DIRECTION A:
Translate this sentence from the Nikon FM3A review into Spanish: "Many people shoot a test roll to check for light leaks, or other faults."
DIRECTION B:
Reproduce the part of the Nikon FM3A review starting at "It has a small" and ending at "regular almost unimpressive.", substituting "finger" for "thumb".

DOCUMENT SEGMENT:
▽
I’ve heard the Nikon FM3A being described as “The most advanced manual focus SLR camera ever”, “Nikons mechanical epitome”, and “The Perfect Desert Island Camera” by Anil MISTRY (Link). Nice write up Anil, it was your article that finally made me pull the trigger on mine. I decided to call mine “The Last Ninja”
When I first got the camera, I tested everything and she was a beauty! I thought I would have to replace the battery and possibly a light seal or two. But alas, I was blessed with a camera in great condition, inside and out. No maintenance needed. Light readings were spot on and even the mirror bumper looked fresh and fluffy.
Many people shoot a test roll to check for light leaks, or other faults. I dived straight in. Deciding that the first roll of film to grace “The Last Ninjas” belly would be the adored Kodak Tri-X 400 rated it at 1600. One of the fancy features of the FM3A is that it sports auto DX code reading, so I had to manually select 1600 on the ISO dial.
Nikon gave this camera a very smooth film advance lever, it boasts 1/4000th of a second shutter speed, easy double exposure thanks to a sneaky lever, exposure compensation dial and auto DX code reading. Auto DX code reading is perfect when you want a hassle free loading experience. It always sets the correct box speed if your film canister is properly coded from manufacturer, or you can manually select from ISO 12 to 6400.
It has a small window on the rear door that helps you remember what film is loaded, if any; handy after a stint on the bench. It has an auto exposure lock button on the back easily accessible by the thumb just like in the newest DSLRs. I had also never read about the blue slide bar overlay it uses as part of the metering system – that was a welcome surprise.
This camera was a progression and culmination of both the FM and FE range in the Nikon line-up. Everything feels solid, sturdy and well built, it’s intuitive to use. The shutter has a slightly muffled sound, the slower speeds sound good, the faster speeds make a noise that is very regular almost unimpressive.
△
DATA SUPPLIED:
▽
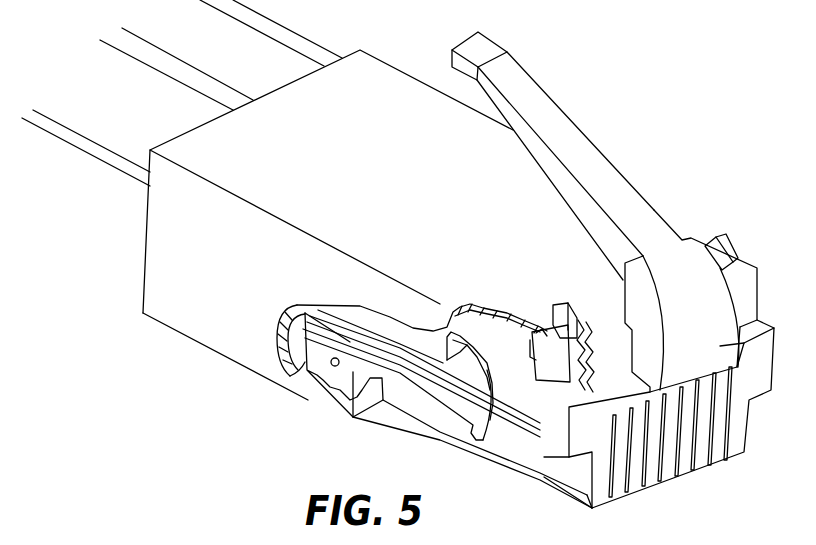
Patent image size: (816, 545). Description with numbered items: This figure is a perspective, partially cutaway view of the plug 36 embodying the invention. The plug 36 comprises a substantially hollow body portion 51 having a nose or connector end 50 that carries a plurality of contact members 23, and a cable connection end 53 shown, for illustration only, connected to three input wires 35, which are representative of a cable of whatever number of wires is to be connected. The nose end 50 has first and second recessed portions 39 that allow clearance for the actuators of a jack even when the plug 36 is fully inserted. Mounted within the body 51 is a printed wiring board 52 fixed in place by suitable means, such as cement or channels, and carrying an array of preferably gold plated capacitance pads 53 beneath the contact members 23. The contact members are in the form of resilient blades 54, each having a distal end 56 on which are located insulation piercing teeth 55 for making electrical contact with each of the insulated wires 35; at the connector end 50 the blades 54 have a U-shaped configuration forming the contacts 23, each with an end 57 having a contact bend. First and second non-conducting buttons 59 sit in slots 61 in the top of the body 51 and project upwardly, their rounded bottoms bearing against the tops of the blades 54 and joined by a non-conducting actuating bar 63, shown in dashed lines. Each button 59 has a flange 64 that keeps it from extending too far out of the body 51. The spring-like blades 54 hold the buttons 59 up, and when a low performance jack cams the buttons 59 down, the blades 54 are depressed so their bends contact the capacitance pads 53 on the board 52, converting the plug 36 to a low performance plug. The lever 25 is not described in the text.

The contact members 23 is at (724, 462).
The lever 25 is at (597, 147).
The input wires 35 is at (207, 2).
The plug 36 is at (285, 107).
The recessed portions 39 is at (761, 403).
The nose or connector end 50 is at (751, 432).
The body portion 51 is at (352, 407).
The printed wiring board 52 is at (437, 350).
The cable connection end / capacitance pads 53 is at (447, 350).
The blades 54 is at (523, 448).
The insulation piercing teeth 55 is at (290, 376).
The distal end 56 is at (320, 313).
The end 57 is at (498, 425).
The buttons 59 is at (563, 320).
The slots 61 is at (545, 323).
The actuating bar 63 is at (594, 351).
The flange 64 is at (540, 332).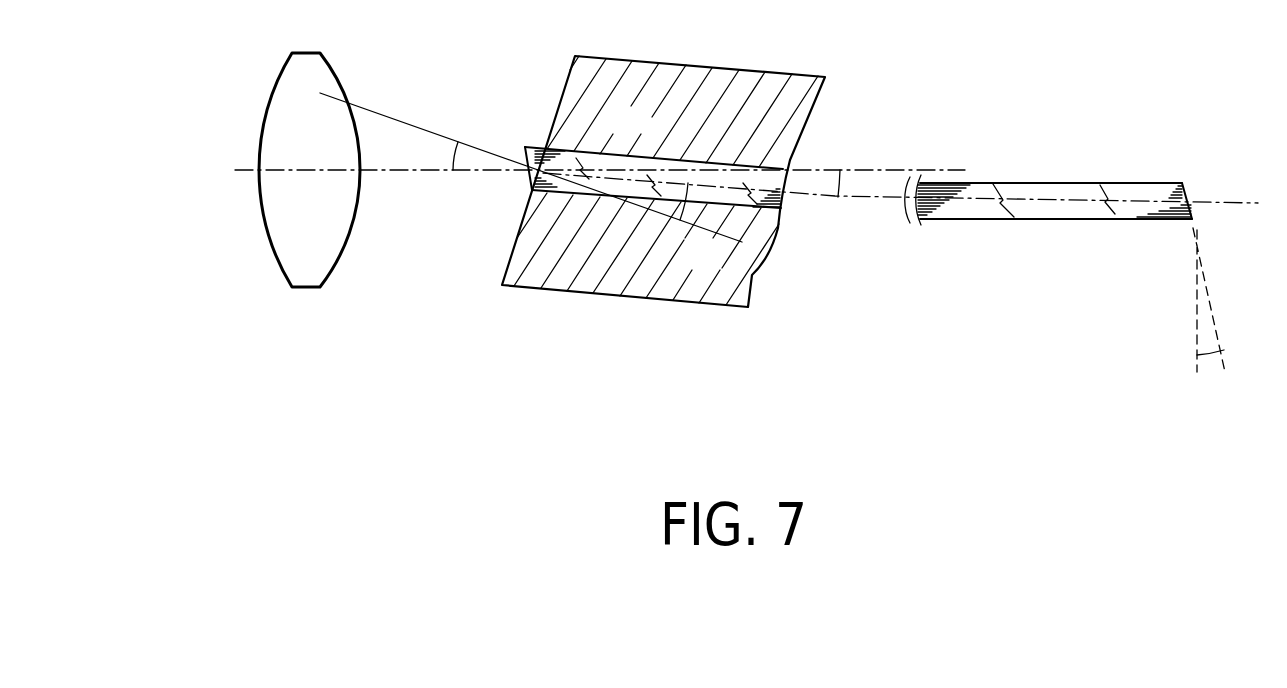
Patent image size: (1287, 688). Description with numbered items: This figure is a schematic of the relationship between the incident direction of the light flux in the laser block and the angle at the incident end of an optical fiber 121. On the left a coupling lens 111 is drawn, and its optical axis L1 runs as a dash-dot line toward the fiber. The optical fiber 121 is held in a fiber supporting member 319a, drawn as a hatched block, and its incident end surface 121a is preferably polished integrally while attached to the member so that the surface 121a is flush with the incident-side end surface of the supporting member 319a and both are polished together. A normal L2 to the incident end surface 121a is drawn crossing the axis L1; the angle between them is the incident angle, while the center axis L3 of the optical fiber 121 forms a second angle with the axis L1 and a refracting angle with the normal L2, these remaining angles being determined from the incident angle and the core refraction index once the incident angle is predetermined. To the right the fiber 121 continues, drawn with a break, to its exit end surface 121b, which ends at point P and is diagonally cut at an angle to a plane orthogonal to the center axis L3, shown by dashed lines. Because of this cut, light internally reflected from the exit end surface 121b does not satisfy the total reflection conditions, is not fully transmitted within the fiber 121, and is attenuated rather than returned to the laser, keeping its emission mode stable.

The coupling lens 111 is at (279, 229).
The optical fiber 121 is at (606, 157).
The incident end surface 121a is at (528, 176).
The exit end surface 121b is at (1183, 184).
The fiber supporting member 319a is at (753, 78).
The optical axis L1 is at (399, 175).
The normal L2 is at (373, 110).
The center axis L3 is at (880, 201).
The exit point P is at (1209, 285).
△
OUTPUT A:
Mucha gente dispara un rollo de prueba para comprobar si hay fugas de luz u otros fallos.

OUTPUT B:
It has a small window on the rear door that helps you remember what film is loaded, if any; handy after a stint on the bench. It has an auto exposure lock button on the back easily accessible by the finger just like in the newest DSLRs. I had also never read about the blue slide bar overlay it uses as part of the metering system – that was a welcome surprise.
This camera was a progression and culmination of both the FM and FE range in the Nikon line-up. Everything feels solid, sturdy and well built, it’s intuitive to use. The shutter has a slightly muffled sound, the slower speeds sound good, the faster speeds make a noise that is very regular almost unimpressive.